PFSsim模拟的DFS的配置为1个元数据服务器和4个数据服务器(DS).设置DS的内存容量为8 GB,其本地文件系统(包括缓存)使用的内存为6.4 GB,缓存策略为LRU (least recently used );根据Linux的默认脏数据率(dirty_ratio,默认为内存大小的40%),设置最大脏数据大小为3.2 GB;页面/块大小均设置为4 KB;硬盘的访问速度则根据真实的测量结果来设定(被测服务器配置8 GB内存,8块15 000转SAS硬盘组成RAID5阵列).客户端和数据/元数据服务器之间的网络带宽设置为1 Gbit/s,网络延迟为0.2 ms.
实验中使用的工作负载特性为实时请求(t0类)和下载请求(t2类)的分布均为均匀分布,非实时请求(t1类)和预取请求(t3类)的分布均为泊松分布.
在实验中,每个请求流由PFSsim中的一个客户端组件来处理,每个请求所需的数据大小均为128 KB.t1类请求的平均到达速率为每秒2个请求,t2/t3类请求的平均到达速率为每秒1个请求.所有I/O请求均为同步读请求,DFS客户端收到一个请求的响应后,才会发送下一个请求.PPSA的调度周期为50 ms.
该实验用于测试在不同的系统负荷条件下,分别采用FIFO和PPSA方式进行调度时,系统对不同类型请求的响应时间.实验设定了2种不同的负载环境,分别为
(1) 轻负载环境:每个DSD均接受20个t0类请求流(每个请求流要求的最小数据传输速度均为5 Mbit/s),50个t1类请求流,100个t2类请求流和50个t3类请求流.
(2) 重负载环境:每个DSD均接受20个t0类请求流(每个请求流要求的最小数据传输速度均为10 Mbit/s),200个t1类请求流,100个t2类请求流和50个t3类请求流.
实验记录了进入平稳状态后,分别采用FIFO调度策略和PPSA调度策略时,DSD对不同类型I/O请求的响应时间.
从图4中可以看出,在轻负载环境下,采用PPSA调度方式时,t0类请求和t1类请求的响应速度比FIFO调度策略有提高(前者t0类请求和t1类请求的平均响应时间分别为1 981 μs和2 000 μs,后者对应类型请求的平均响应时间分别为2 005 μs和2 008 μs),但差别不大.
在重负载环境下,采用PPSA调度方式时,t0类请求的响应时间相比FIFO调度方式有较大降低(前者平均值为2 045 μs,后者平均值为2 201 μs);而t1类请求的响应时间相比FIFO调度方式有所降低,但差别不是很大(前者平均值为2 152 μs,后者平均值为2 196 μs)
由于系统对每个I/O请求的响应时间包含了数据在网络上的传输时间(约1 000 μs)和网络延迟(400 μs),所以,采用PPSA调度方式,在重负载情况下DSD对实时请求的响应速度提高了20%左右,而对非实时请求的响应速度也有一定的提升.当然,这种性能提升是以低优先级请求响应性能的降低为代价的,可以通过调节算法的参数来对不同优先级的请求进行平衡.

▸ **源数据**
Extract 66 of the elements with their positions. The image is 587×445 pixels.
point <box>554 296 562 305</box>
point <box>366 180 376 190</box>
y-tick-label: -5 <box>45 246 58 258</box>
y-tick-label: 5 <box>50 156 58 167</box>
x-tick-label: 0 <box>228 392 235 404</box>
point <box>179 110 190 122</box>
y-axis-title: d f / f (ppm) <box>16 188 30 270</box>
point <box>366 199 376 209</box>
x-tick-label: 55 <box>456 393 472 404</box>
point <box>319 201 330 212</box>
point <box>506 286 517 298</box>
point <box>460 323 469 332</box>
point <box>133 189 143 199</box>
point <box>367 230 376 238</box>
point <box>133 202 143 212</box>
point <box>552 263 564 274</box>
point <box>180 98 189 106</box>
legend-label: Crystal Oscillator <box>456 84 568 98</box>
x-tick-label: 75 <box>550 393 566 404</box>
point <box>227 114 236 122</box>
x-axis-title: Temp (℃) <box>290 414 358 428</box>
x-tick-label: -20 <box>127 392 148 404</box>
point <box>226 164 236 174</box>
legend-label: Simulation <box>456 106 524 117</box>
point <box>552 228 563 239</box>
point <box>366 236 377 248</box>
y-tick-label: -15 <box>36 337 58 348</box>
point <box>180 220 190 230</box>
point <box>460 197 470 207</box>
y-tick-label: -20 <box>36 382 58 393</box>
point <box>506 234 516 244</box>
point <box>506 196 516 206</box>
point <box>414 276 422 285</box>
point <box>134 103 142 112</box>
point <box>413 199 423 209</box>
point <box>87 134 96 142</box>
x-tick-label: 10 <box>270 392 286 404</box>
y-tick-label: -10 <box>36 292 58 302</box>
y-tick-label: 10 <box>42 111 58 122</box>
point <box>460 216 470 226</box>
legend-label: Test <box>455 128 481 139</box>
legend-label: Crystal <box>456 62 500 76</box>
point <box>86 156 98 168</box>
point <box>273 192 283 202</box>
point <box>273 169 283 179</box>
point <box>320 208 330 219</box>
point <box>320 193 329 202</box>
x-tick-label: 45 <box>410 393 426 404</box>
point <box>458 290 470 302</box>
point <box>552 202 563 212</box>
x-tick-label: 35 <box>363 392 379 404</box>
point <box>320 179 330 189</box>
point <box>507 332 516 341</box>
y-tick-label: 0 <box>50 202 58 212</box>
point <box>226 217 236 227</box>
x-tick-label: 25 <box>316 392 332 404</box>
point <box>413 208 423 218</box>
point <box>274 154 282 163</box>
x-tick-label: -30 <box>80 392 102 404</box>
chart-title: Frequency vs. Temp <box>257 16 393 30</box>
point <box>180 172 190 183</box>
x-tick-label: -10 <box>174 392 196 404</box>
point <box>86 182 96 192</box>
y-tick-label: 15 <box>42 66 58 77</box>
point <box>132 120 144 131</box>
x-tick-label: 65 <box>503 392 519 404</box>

▸ **练习目标**
请把PPSA调度实验的文档摘录中从“实验记录了进入平稳状态后,分”到“μs和2 008 μs),但差别不大.”的这段文字一字不差地照抄下来。

▸ **作答区**
实验记录了进入平稳状态后,分别采用FIFO调度策略和PPSA调度策略时,DSD对不同类型I/O请求的响应时间.
从图4中可以看出,在轻负载环境下,采用PPSA调度方式时,t0类请求和t1类请求的响应速度比FIFO调度策略有提高(前者t0类请求和t1类请求的平均响应时间分别为1 981 μs和2 000 μs,后者对应类型请求的平均响应时间分别为2 005 μs和2 008 μs),但差别不大.